══ Data supplied
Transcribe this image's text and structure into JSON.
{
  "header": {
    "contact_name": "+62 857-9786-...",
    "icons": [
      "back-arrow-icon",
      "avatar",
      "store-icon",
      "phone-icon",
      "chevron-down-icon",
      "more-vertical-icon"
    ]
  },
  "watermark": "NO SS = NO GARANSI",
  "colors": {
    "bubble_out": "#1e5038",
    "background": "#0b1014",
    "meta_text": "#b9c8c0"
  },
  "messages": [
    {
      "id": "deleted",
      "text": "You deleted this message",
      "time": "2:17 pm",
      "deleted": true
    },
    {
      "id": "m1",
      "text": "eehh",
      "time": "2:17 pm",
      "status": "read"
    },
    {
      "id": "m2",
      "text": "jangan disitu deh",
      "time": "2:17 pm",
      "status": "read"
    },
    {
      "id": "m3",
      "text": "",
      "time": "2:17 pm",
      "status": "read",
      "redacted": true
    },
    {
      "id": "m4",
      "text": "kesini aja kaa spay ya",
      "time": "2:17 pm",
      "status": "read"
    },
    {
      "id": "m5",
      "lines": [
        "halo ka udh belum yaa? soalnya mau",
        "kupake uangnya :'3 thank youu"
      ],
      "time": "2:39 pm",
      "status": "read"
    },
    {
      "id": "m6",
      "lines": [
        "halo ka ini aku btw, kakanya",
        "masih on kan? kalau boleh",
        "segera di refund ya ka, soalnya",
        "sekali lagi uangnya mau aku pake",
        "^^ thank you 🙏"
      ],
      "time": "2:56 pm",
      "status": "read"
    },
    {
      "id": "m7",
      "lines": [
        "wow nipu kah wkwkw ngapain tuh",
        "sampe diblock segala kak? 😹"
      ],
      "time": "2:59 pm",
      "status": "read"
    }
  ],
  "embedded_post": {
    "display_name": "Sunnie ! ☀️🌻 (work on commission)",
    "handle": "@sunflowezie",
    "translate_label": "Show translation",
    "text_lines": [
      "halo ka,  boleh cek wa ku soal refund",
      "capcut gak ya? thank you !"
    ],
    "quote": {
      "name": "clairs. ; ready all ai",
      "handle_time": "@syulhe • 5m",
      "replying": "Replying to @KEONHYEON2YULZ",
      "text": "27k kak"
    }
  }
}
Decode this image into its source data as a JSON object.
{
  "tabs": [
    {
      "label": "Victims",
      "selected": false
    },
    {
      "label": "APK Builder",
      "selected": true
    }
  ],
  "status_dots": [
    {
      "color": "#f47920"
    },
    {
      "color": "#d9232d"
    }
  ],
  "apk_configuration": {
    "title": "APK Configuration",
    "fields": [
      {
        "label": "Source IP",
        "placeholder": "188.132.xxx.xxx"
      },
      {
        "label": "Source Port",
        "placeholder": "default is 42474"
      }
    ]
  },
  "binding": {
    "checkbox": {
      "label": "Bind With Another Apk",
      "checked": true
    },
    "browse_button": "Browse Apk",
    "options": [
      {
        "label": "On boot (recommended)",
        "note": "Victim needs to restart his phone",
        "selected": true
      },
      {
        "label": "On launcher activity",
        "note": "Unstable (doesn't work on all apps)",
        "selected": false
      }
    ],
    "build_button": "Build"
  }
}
════
### [Task description]
Reproduce the records above exactly, starting with the line that contains "Decode this image" and ending with the last line.

### [Task response]
Decode this image into its source data as a JSON object.
{
  "tabs": [
    {
      "label": "Victims",
      "selected": false
    },
    {
      "label": "APK Builder",
      "selected": true
    }
  ],
  "status_dots": [
    {
      "color": "#f47920"
    },
    {
      "color": "#d9232d"
    }
  ],
  "apk_configuration": {
    "title": "APK Configuration",
    "fields": [
      {
        "label": "Source IP",
        "placeholder": "188.132.xxx.xxx"
      },
      {
        "label": "Source Port",
        "placeholder": "default is 42474"
      }
    ]
  },
  "binding": {
    "checkbox": {
      "label": "Bind With Another Apk",
      "checked": true
    },
    "browse_button": "Browse Apk",
    "options": [
      {
        "label": "On boot (recommended)",
        "note": "Victim needs to restart his phone",
        "selected": true
      },
      {
        "label": "On launcher activity",
        "note": "Unstable (doesn't work on all apps)",
        "selected": false
      }
    ],
    "build_button": "Build"
  }
}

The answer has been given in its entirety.